_EXERCISE INSTRUCTIONS_
State how many lines hold the string "stay". Give the number and nothing else.

Source records:
════
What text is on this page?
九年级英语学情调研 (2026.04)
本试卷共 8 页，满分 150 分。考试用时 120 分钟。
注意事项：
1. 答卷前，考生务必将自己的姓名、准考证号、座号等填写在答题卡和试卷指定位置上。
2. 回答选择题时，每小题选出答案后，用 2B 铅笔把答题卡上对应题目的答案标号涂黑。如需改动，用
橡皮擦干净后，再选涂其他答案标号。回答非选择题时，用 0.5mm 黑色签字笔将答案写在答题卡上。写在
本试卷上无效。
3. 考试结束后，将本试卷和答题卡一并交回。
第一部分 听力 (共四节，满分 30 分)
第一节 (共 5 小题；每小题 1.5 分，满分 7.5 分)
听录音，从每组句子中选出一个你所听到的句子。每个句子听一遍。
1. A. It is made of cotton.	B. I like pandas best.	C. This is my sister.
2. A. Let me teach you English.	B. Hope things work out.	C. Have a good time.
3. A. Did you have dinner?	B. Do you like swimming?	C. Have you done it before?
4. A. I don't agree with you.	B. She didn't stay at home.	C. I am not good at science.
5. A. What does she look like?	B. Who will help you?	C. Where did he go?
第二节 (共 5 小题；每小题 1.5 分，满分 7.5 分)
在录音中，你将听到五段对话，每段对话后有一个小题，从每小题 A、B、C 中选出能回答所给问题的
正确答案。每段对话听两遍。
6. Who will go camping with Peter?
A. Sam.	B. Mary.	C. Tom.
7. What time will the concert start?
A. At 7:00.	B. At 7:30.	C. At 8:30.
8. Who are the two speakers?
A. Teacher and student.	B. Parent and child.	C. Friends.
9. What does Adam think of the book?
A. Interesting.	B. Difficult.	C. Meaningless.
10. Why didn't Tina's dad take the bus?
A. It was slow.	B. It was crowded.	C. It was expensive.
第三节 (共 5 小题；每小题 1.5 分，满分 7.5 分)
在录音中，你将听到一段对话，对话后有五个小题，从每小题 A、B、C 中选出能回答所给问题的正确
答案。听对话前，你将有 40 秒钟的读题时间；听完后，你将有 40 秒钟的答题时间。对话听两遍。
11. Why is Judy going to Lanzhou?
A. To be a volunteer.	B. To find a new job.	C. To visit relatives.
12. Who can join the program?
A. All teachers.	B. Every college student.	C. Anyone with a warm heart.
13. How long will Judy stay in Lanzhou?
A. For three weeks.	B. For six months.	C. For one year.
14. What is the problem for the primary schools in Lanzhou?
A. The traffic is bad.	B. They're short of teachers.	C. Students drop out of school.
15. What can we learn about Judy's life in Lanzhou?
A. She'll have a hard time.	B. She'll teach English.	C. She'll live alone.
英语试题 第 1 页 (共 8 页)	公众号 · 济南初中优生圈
════
_RESPONSE TO THE EXERCISE_
2